▶ [EXERCISE GOAL]
Images appear in the records below; leave them out and repeat everything else exactly.

Collection entries:
<<<<

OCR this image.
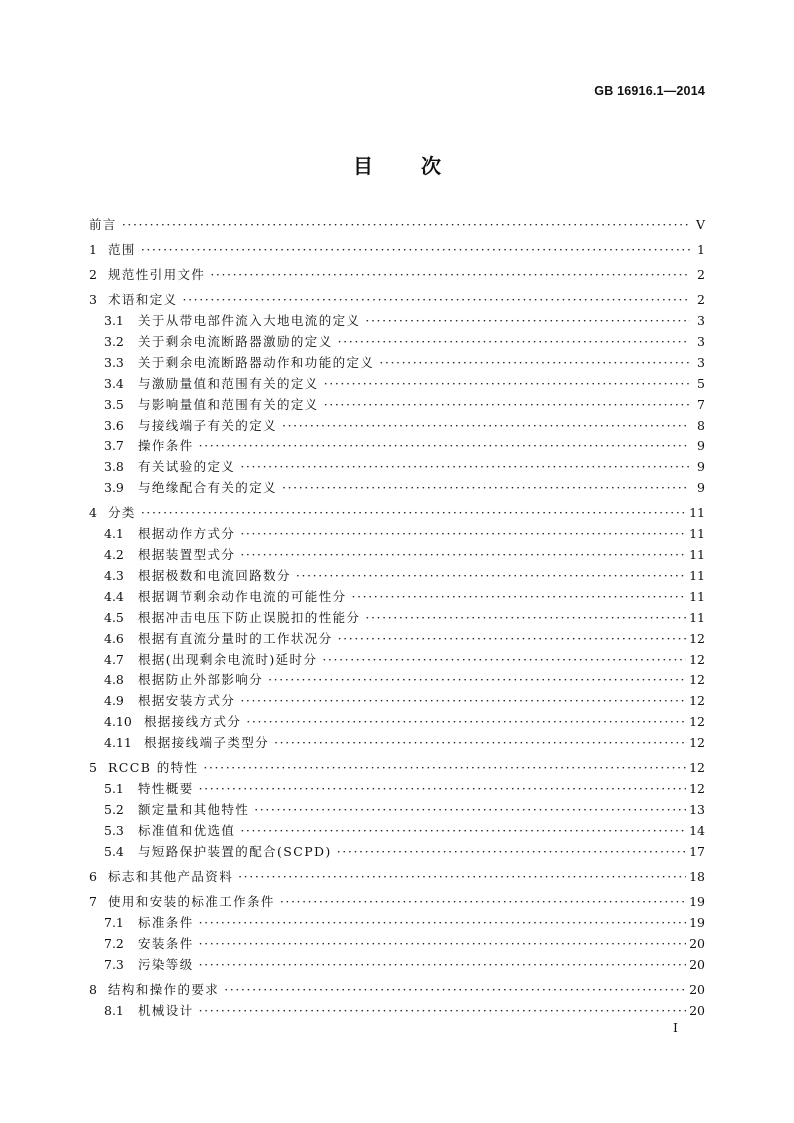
GB 16916.1—2014
目 次
前言 ·····	V
1 范围 ·····	1
2 规范性引用文件 ·····	2
3 术语和定义 ·····	2
3.1	关于从带电部件流入大地电流的定义 ·····	3
3.2	关于剩余电流断路器激励的定义 ·····	3
3.3	关于剩余电流断路器动作和功能的定义 ·····	3
3.4	与激励量值和范围有关的定义 ·····	5
3.5	与影响量值和范围有关的定义 ·····	7
3.6	与接线端子有关的定义 ·····	8
3.7	操作条件 ·····	9
3.8	有关试验的定义 ·····	9
3.9	与绝缘配合有关的定义 ·····	9
4 分类 ·····	11
4.1	根据动作方式分 ·····	11
4.2	根据装置型式分 ·····	11
4.3	根据极数和电流回路数分 ·····	11
4.4	根据调节剩余动作电流的可能性分 ·····	11
4.5	根据冲击电压下防止误脱扣的性能分 ·····	11
4.6	根据有直流分量时的工作状况分 ·····	12
4.7	根据(出现剩余电流时)延时分 ·····	12
4.8	根据防止外部影响分 ·····	12
4.9	根据安装方式分 ·····	12
4.10 根据接线方式分 ·····	12
4.11 根据接线端子类型分 ·····	12
5 RCCB 的特性 ·····	12
5.1	特性概要 ·····	12
5.2	额定量和其他特性 ·····	13
5.3	标准值和优选值 ·····	14
5.4	与短路保护装置的配合(SCPD) ·····	17
6 标志和其他产品资料 ·····	18
7 使用和安装的标准工作条件 ·····	19
7.1	标准条件 ·····	19
7.2	安装条件 ·····	20
7.3	污染等级 ·····	20
8 结构和操作的要求 ·····	20
8.1	机械设计 ·····	20
I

>>>>

▶ [ANSWER BELOW]
OCR this image.
GB 16916.1—2014
目 次
前言 ·····	V
1 范围 ·····	1
2 规范性引用文件 ·····	2
3 术语和定义 ·····	2
3.1	关于从带电部件流入大地电流的定义 ·····	3
3.2	关于剩余电流断路器激励的定义 ·····	3
3.3	关于剩余电流断路器动作和功能的定义 ·····	3
3.4	与激励量值和范围有关的定义 ·····	5
3.5	与影响量值和范围有关的定义 ·····	7
3.6	与接线端子有关的定义 ·····	8
3.7	操作条件 ·····	9
3.8	有关试验的定义 ·····	9
3.9	与绝缘配合有关的定义 ·····	9
4 分类 ·····	11
4.1	根据动作方式分 ·····	11
4.2	根据装置型式分 ·····	11
4.3	根据极数和电流回路数分 ·····	11
4.4	根据调节剩余动作电流的可能性分 ·····	11
4.5	根据冲击电压下防止误脱扣的性能分 ·····	11
4.6	根据有直流分量时的工作状况分 ·····	12
4.7	根据(出现剩余电流时)延时分 ·····	12
4.8	根据防止外部影响分 ·····	12
4.9	根据安装方式分 ·····	12
4.10 根据接线方式分 ·····	12
4.11 根据接线端子类型分 ·····	12
5 RCCB 的特性 ·····	12
5.1	特性概要 ·····	12
5.2	额定量和其他特性 ·····	13
5.3	标准值和优选值 ·····	14
5.4	与短路保护装置的配合(SCPD) ·····	17
6 标志和其他产品资料 ·····	18
7 使用和安装的标准工作条件 ·····	19
7.1	标准条件 ·····	19
7.2	安装条件 ·····	20
7.3	污染等级 ·····	20
8 结构和操作的要求 ·····	20
8.1	机械设计 ·····	20
I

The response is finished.